_Listed records_
——

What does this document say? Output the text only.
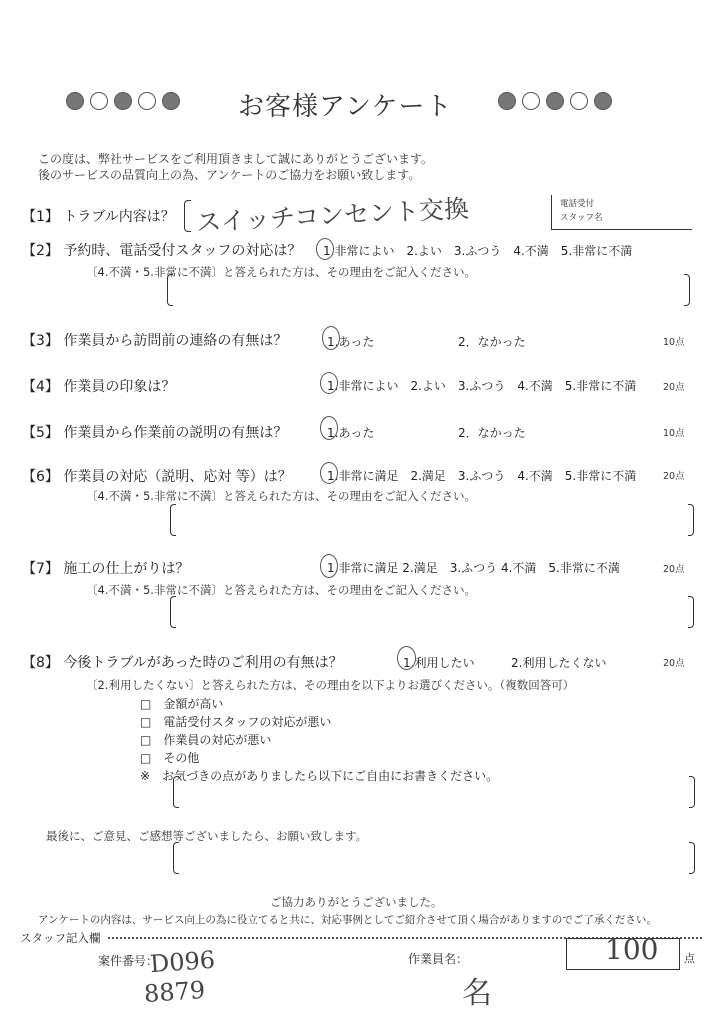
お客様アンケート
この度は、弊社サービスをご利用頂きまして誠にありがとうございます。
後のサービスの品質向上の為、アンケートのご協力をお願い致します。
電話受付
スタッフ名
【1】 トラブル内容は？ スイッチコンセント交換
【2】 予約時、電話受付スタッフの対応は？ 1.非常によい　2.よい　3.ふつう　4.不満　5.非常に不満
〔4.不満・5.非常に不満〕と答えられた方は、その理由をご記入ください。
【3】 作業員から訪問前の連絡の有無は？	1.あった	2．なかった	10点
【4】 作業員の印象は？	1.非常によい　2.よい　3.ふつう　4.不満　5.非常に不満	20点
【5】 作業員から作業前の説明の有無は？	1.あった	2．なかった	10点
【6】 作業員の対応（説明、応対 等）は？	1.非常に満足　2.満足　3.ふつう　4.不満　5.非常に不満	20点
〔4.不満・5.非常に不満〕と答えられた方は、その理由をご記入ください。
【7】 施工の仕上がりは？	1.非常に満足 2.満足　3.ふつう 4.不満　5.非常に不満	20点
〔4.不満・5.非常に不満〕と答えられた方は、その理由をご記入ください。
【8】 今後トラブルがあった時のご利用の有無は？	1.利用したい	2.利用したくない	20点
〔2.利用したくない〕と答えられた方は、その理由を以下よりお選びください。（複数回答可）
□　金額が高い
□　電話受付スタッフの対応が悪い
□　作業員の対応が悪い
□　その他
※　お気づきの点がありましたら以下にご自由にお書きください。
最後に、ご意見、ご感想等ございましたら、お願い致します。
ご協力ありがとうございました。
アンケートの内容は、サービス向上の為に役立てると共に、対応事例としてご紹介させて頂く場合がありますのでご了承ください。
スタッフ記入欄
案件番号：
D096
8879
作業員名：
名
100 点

——

_Given exercise_
Quote the material in full and exactly; do not carry over its pictures.

_Solution to the exercise_
What does this document say? Output the text only.
お客様アンケート
この度は、弊社サービスをご利用頂きまして誠にありがとうございます。
後のサービスの品質向上の為、アンケートのご協力をお願い致します。
電話受付
スタッフ名
【1】 トラブル内容は？ スイッチコンセント交換
【2】 予約時、電話受付スタッフの対応は？ 1.非常によい　2.よい　3.ふつう　4.不満　5.非常に不満
〔4.不満・5.非常に不満〕と答えられた方は、その理由をご記入ください。
【3】 作業員から訪問前の連絡の有無は？	1.あった	2．なかった	10点
【4】 作業員の印象は？	1.非常によい　2.よい　3.ふつう　4.不満　5.非常に不満	20点
【5】 作業員から作業前の説明の有無は？	1.あった	2．なかった	10点
【6】 作業員の対応（説明、応対 等）は？	1.非常に満足　2.満足　3.ふつう　4.不満　5.非常に不満	20点
〔4.不満・5.非常に不満〕と答えられた方は、その理由をご記入ください。
【7】 施工の仕上がりは？	1.非常に満足 2.満足　3.ふつう 4.不満　5.非常に不満	20点
〔4.不満・5.非常に不満〕と答えられた方は、その理由をご記入ください。
【8】 今後トラブルがあった時のご利用の有無は？	1.利用したい	2.利用したくない	20点
〔2.利用したくない〕と答えられた方は、その理由を以下よりお選びください。（複数回答可）
□　金額が高い
□　電話受付スタッフの対応が悪い
□　作業員の対応が悪い
□　その他
※　お気づきの点がありましたら以下にご自由にお書きください。
最後に、ご意見、ご感想等ございましたら、お願い致します。
ご協力ありがとうございました。
アンケートの内容は、サービス向上の為に役立てると共に、対応事例としてご紹介させて頂く場合がありますのでご了承ください。
スタッフ記入欄
案件番号：
D096
8879
作業員名：
名
100 点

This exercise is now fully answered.